* START STORED RECORDS *
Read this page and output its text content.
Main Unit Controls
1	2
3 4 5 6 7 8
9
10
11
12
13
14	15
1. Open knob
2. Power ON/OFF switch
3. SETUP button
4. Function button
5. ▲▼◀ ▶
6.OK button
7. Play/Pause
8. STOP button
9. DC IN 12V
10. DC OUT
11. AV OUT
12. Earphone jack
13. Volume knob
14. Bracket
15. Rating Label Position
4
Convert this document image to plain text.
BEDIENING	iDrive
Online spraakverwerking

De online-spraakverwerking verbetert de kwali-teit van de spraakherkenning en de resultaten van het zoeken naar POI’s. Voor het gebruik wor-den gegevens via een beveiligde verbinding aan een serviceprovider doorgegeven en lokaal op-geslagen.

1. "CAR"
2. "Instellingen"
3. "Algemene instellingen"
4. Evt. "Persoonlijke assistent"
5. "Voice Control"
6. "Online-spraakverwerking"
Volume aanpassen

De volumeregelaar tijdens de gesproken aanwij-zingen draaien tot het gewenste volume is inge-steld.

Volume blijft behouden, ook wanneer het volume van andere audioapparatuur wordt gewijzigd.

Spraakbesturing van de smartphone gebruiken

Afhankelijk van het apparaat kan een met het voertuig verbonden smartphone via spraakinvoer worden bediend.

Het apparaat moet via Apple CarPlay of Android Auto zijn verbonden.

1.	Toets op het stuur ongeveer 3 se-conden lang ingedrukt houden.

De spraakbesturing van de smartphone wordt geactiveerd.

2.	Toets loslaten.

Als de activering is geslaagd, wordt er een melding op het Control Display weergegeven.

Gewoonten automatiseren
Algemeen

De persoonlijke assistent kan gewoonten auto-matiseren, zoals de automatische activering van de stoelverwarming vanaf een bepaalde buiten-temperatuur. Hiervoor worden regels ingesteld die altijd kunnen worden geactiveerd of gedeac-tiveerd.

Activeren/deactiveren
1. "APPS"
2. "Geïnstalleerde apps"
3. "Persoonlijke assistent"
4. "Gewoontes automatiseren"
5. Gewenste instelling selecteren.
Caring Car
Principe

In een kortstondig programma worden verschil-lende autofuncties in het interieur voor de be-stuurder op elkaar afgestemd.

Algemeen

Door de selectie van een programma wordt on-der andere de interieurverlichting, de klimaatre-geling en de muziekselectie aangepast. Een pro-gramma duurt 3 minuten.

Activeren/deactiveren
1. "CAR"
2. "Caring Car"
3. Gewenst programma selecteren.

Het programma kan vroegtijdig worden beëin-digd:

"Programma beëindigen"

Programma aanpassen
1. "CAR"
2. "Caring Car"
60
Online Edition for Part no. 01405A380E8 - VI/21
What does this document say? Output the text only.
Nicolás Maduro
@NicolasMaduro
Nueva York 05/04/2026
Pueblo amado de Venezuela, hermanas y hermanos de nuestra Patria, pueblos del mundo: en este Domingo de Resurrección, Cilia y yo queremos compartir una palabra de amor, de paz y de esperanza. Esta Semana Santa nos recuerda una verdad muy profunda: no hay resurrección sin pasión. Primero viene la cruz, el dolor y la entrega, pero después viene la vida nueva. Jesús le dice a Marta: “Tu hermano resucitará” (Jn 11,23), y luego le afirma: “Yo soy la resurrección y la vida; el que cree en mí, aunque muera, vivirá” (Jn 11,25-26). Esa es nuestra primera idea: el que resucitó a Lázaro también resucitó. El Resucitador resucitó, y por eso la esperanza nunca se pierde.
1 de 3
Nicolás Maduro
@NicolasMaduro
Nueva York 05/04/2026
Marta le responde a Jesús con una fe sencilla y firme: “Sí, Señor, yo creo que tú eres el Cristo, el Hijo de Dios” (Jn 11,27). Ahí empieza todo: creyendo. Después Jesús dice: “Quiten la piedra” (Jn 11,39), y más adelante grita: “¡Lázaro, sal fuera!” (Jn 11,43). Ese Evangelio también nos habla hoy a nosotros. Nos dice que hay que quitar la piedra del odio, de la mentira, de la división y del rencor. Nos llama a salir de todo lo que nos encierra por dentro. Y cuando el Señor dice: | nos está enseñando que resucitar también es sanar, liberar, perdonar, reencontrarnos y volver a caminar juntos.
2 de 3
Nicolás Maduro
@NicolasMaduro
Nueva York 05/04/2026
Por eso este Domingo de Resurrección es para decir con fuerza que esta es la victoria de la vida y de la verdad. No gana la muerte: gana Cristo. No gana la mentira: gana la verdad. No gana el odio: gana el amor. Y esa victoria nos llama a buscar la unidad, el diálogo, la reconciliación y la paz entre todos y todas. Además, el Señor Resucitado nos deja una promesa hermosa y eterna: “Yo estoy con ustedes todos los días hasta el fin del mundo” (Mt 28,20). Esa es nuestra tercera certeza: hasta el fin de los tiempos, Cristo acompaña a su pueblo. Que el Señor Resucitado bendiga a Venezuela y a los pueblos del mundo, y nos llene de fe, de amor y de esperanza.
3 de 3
* END STORED RECORDS *
** WHAT TO PRODUCE **
Your task is to reproduce the whole listing exactly.

** COMPLETED EXERCISE **
Read this page and output its text content.
Main Unit Controls
1	2
3 4 5 6 7 8
9
10
11
12
13
14	15
1. Open knob
2. Power ON/OFF switch
3. SETUP button
4. Function button
5. ▲▼◀ ▶
6.OK button
7. Play/Pause
8. STOP button
9. DC IN 12V
10. DC OUT
11. AV OUT
12. Earphone jack
13. Volume knob
14. Bracket
15. Rating Label Position
4
Convert this document image to plain text.
BEDIENING	iDrive
Online spraakverwerking

De online-spraakverwerking verbetert de kwali-teit van de spraakherkenning en de resultaten van het zoeken naar POI’s. Voor het gebruik wor-den gegevens via een beveiligde verbinding aan een serviceprovider doorgegeven en lokaal op-geslagen.

1. "CAR"
2. "Instellingen"
3. "Algemene instellingen"
4. Evt. "Persoonlijke assistent"
5. "Voice Control"
6. "Online-spraakverwerking"
Volume aanpassen

De volumeregelaar tijdens de gesproken aanwij-zingen draaien tot het gewenste volume is inge-steld.

Volume blijft behouden, ook wanneer het volume van andere audioapparatuur wordt gewijzigd.

Spraakbesturing van de smartphone gebruiken

Afhankelijk van het apparaat kan een met het voertuig verbonden smartphone via spraakinvoer worden bediend.

Het apparaat moet via Apple CarPlay of Android Auto zijn verbonden.

1.	Toets op het stuur ongeveer 3 se-conden lang ingedrukt houden.

De spraakbesturing van de smartphone wordt geactiveerd.

2.	Toets loslaten.

Als de activering is geslaagd, wordt er een melding op het Control Display weergegeven.

Gewoonten automatiseren
Algemeen

De persoonlijke assistent kan gewoonten auto-matiseren, zoals de automatische activering van de stoelverwarming vanaf een bepaalde buiten-temperatuur. Hiervoor worden regels ingesteld die altijd kunnen worden geactiveerd of gedeac-tiveerd.

Activeren/deactiveren
1. "APPS"
2. "Geïnstalleerde apps"
3. "Persoonlijke assistent"
4. "Gewoontes automatiseren"
5. Gewenste instelling selecteren.
Caring Car
Principe

In een kortstondig programma worden verschil-lende autofuncties in het interieur voor de be-stuurder op elkaar afgestemd.

Algemeen

Door de selectie van een programma wordt on-der andere de interieurverlichting, de klimaatre-geling en de muziekselectie aangepast. Een pro-gramma duurt 3 minuten.

Activeren/deactiveren
1. "CAR"
2. "Caring Car"
3. Gewenst programma selecteren.

Het programma kan vroegtijdig worden beëin-digd:

"Programma beëindigen"

Programma aanpassen
1. "CAR"
2. "Caring Car"
60
Online Edition for Part no. 01405A380E8 - VI/21
What does this document say? Output the text only.
Nicolás Maduro
@NicolasMaduro
Nueva York 05/04/2026
Pueblo amado de Venezuela, hermanas y hermanos de nuestra Patria, pueblos del mundo: en este Domingo de Resurrección, Cilia y yo queremos compartir una palabra de amor, de paz y de esperanza. Esta Semana Santa nos recuerda una verdad muy profunda: no hay resurrección sin pasión. Primero viene la cruz, el dolor y la entrega, pero después viene la vida nueva. Jesús le dice a Marta: “Tu hermano resucitará” (Jn 11,23), y luego le afirma: “Yo soy la resurrección y la vida; el que cree en mí, aunque muera, vivirá” (Jn 11,25-26). Esa es nuestra primera idea: el que resucitó a Lázaro también resucitó. El Resucitador resucitó, y por eso la esperanza nunca se pierde.
1 de 3
Nicolás Maduro
@NicolasMaduro
Nueva York 05/04/2026
Marta le responde a Jesús con una fe sencilla y firme: “Sí, Señor, yo creo que tú eres el Cristo, el Hijo de Dios” (Jn 11,27). Ahí empieza todo: creyendo. Después Jesús dice: “Quiten la piedra” (Jn 11,39), y más adelante grita: “¡Lázaro, sal fuera!” (Jn 11,43). Ese Evangelio también nos habla hoy a nosotros. Nos dice que hay que quitar la piedra del odio, de la mentira, de la división y del rencor. Nos llama a salir de todo lo que nos encierra por dentro. Y cuando el Señor dice: | nos está enseñando que resucitar también es sanar, liberar, perdonar, reencontrarnos y volver a caminar juntos.
2 de 3
Nicolás Maduro
@NicolasMaduro
Nueva York 05/04/2026
Por eso este Domingo de Resurrección es para decir con fuerza que esta es la victoria de la vida y de la verdad. No gana la muerte: gana Cristo. No gana la mentira: gana la verdad. No gana el odio: gana el amor. Y esa victoria nos llama a buscar la unidad, el diálogo, la reconciliación y la paz entre todos y todas. Además, el Señor Resucitado nos deja una promesa hermosa y eterna: “Yo estoy con ustedes todos los días hasta el fin del mundo” (Mt 28,20). Esa es nuestra tercera certeza: hasta el fin de los tiempos, Cristo acompaña a su pueblo. Que el Señor Resucitado bendiga a Venezuela y a los pueblos del mundo, y nos llene de fe, de amor y de esperanza.
3 de 3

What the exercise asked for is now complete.